-- Extracted material --
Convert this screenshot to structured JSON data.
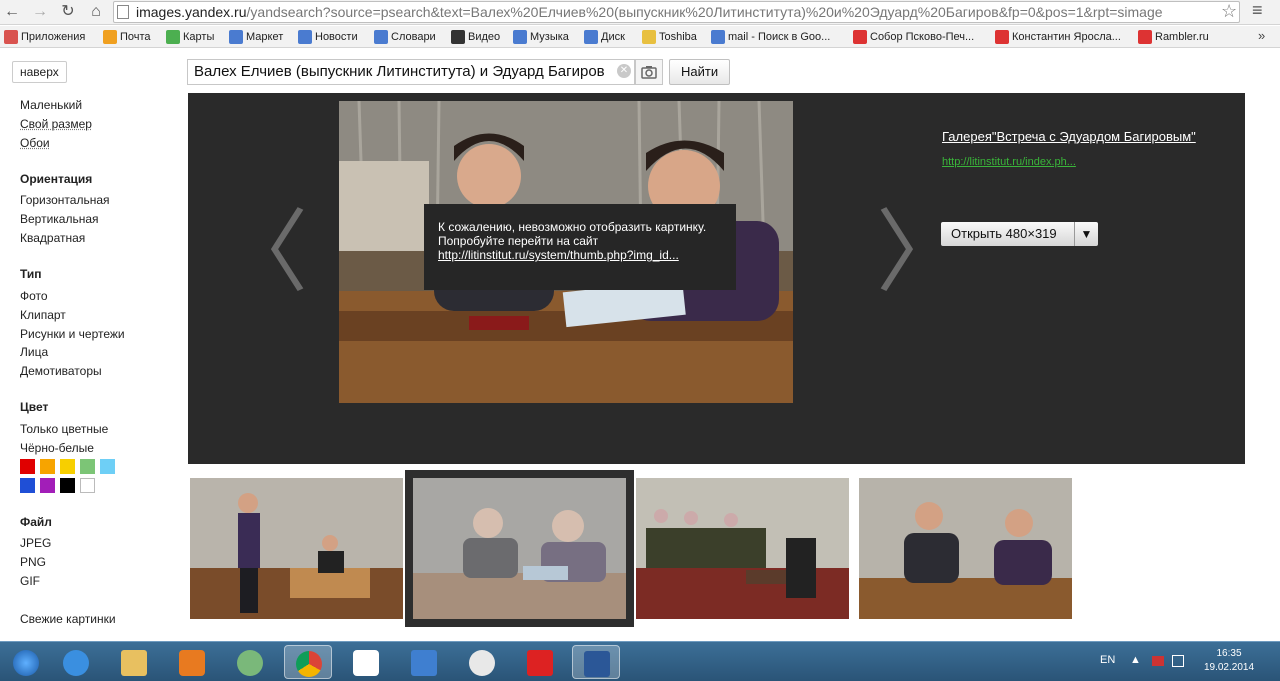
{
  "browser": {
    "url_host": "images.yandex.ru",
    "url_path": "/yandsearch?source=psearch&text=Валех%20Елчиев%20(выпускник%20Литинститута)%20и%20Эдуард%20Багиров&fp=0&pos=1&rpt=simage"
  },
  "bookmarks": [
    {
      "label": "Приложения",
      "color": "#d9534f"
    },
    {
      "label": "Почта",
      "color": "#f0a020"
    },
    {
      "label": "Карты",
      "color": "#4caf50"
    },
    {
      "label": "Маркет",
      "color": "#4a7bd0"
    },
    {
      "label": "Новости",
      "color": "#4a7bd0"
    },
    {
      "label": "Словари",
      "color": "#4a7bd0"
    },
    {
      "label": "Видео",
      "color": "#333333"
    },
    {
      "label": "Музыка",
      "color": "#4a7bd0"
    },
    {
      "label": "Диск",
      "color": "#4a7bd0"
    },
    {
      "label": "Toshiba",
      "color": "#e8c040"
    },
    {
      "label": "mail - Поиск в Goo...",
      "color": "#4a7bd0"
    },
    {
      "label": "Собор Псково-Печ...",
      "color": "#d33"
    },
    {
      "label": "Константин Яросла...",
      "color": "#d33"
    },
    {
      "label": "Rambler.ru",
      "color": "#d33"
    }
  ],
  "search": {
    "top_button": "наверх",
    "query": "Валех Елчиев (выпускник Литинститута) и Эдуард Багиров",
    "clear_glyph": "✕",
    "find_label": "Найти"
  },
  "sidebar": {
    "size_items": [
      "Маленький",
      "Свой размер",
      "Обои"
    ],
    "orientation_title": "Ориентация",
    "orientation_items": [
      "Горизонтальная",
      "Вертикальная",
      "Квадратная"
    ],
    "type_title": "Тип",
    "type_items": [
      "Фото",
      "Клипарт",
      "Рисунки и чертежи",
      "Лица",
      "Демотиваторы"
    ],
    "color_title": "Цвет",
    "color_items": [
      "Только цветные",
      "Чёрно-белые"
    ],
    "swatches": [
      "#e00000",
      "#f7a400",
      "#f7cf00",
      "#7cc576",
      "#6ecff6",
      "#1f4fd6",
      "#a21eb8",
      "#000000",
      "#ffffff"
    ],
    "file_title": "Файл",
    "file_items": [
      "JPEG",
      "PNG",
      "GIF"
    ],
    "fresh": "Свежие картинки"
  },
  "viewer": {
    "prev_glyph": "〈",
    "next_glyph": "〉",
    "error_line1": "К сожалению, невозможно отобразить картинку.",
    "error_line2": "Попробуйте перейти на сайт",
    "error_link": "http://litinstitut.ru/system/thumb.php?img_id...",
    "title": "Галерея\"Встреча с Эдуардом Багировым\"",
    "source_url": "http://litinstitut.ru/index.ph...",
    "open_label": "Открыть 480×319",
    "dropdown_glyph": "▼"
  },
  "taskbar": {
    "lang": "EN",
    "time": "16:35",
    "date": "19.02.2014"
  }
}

-- Problem requirements --
In the data above, tally the lines holding "litinstitut" and answer with the figure only.

-- Written answer --
2